§ **TESTO DATO**:
::::::::

Occorre stimolare un cambiamento culturale per quanto riguarda l’utilizzo dei congedi di paternità, ma per rendere questo cambiamento concreto e celere serve anche estendere la misura e renderla obbligatoria, in modo da “responsabilizzare entrambi i genitori nel loro ruolo educativo”. Lo ha sottolineato Valore D, associazione di imprese che promuove l’equilibrio di genere e l’inclusività come fattore competitivo per la crescita delle aziende e del Paese, a proposito delle affermazioni della premier Giorgia Meloni espresse in un’intervista rilasciata alla direttrice di ‘Donna Moderna’ Maria Elena Viola.

Meloni: “No al congedo di paternità obbligatorio”

Nell’intervista Meloni aveva detto di non essere a favore dell’introduzione del congedo di paternità obbligatorio, e questo perché la soluzione, ha precisato, è nella “libera scelta: il congedo parentale, infatti, vale sia per la madre che per il padre”.

::::::::

§ **ESTRATTO DEL DATASET**:

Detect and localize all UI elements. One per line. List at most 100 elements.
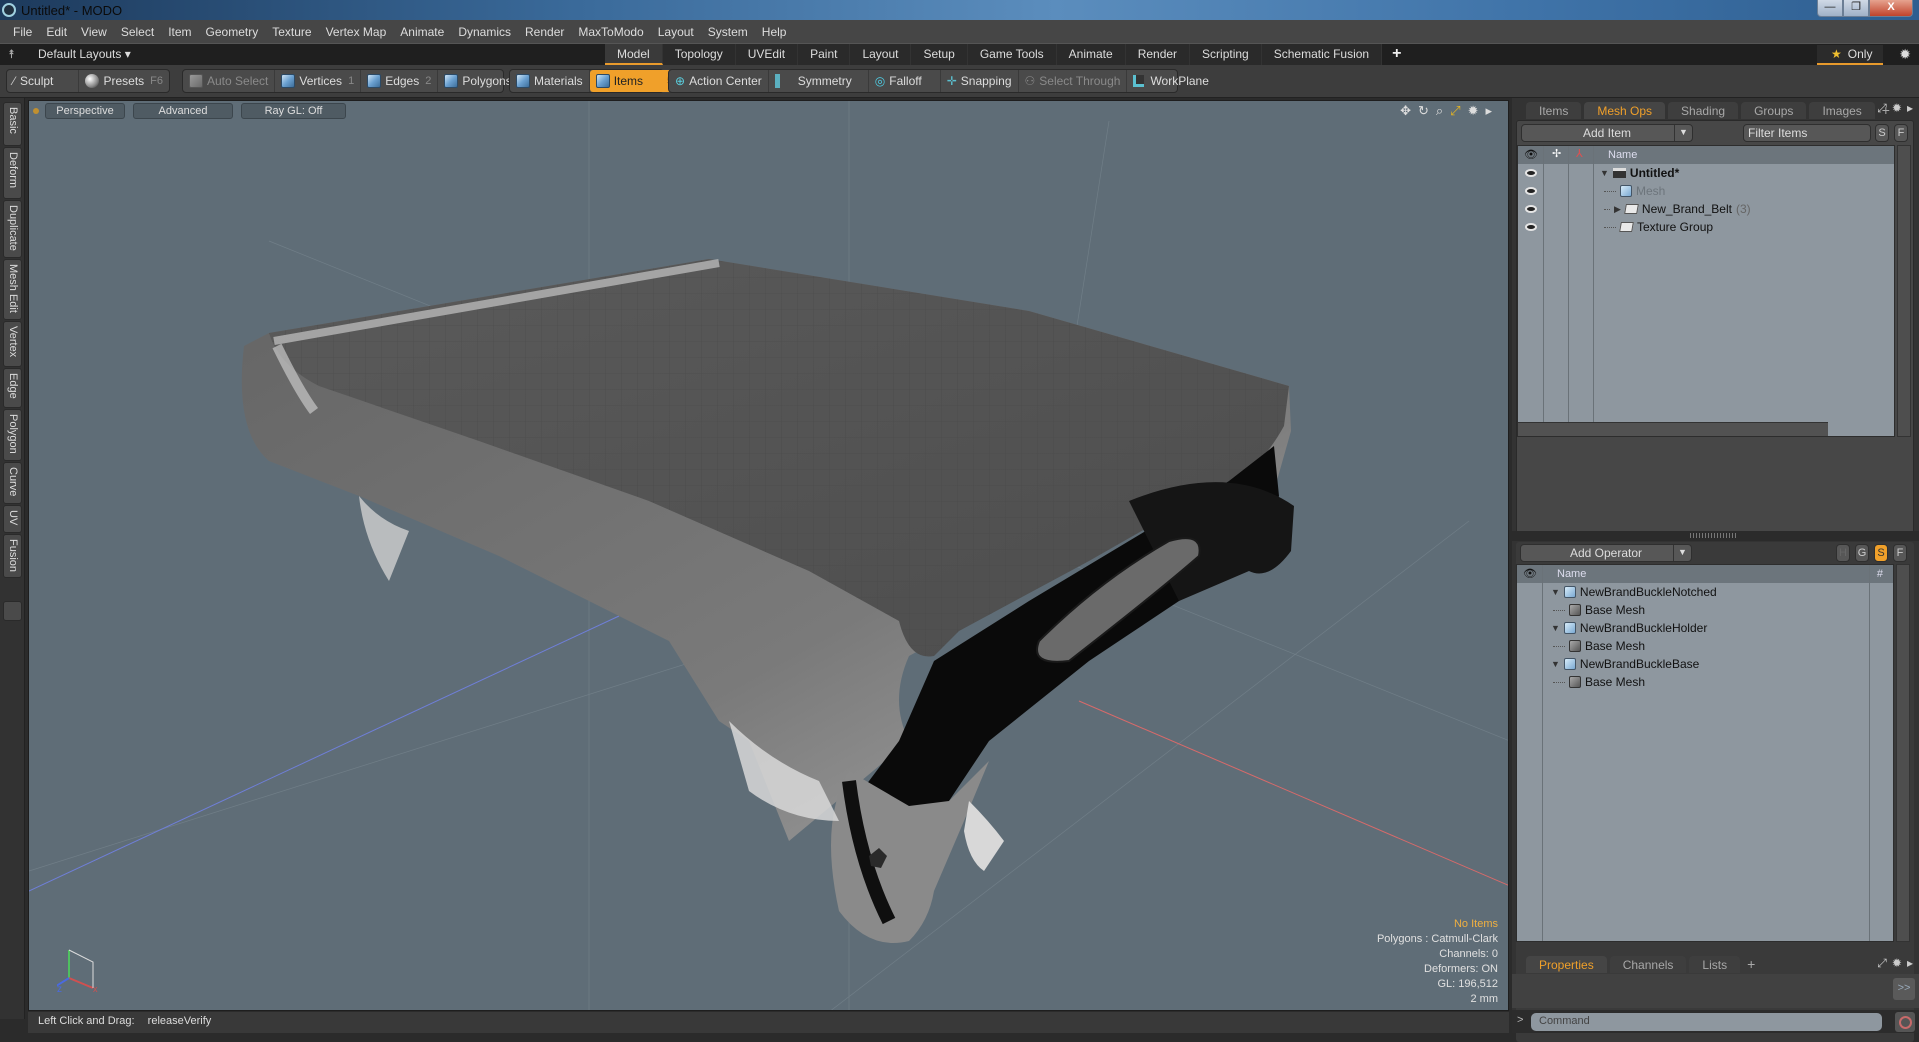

::::::::

§ **ESERCIZIO**: Puoi riscrivere il tratto del testo sul congedo di paternità che va da "Occorre stimolare un" fino a "Maria Elena Viola.", mettendo "mutamento" al posto di "cambiamento"?

§ **SOLUZIONE SCRITTA**:
Occorre stimolare un mutamento culturale per quanto riguarda l’utilizzo dei congedi di paternità, ma per rendere questo mutamento concreto e celere serve anche estendere la misura e renderla obbligatoria, in modo da “responsabilizzare entrambi i genitori nel loro ruolo educativo”. Lo ha sottolineato Valore D, associazione di imprese che promuove l’equilibrio di genere e l’inclusività come fattore competitivo per la crescita delle aziende e del Paese, a proposito delle affermazioni della premier Giorgia Meloni espresse in un’intervista rilasciata alla direttrice di ‘Donna Moderna’ Maria Elena Viola.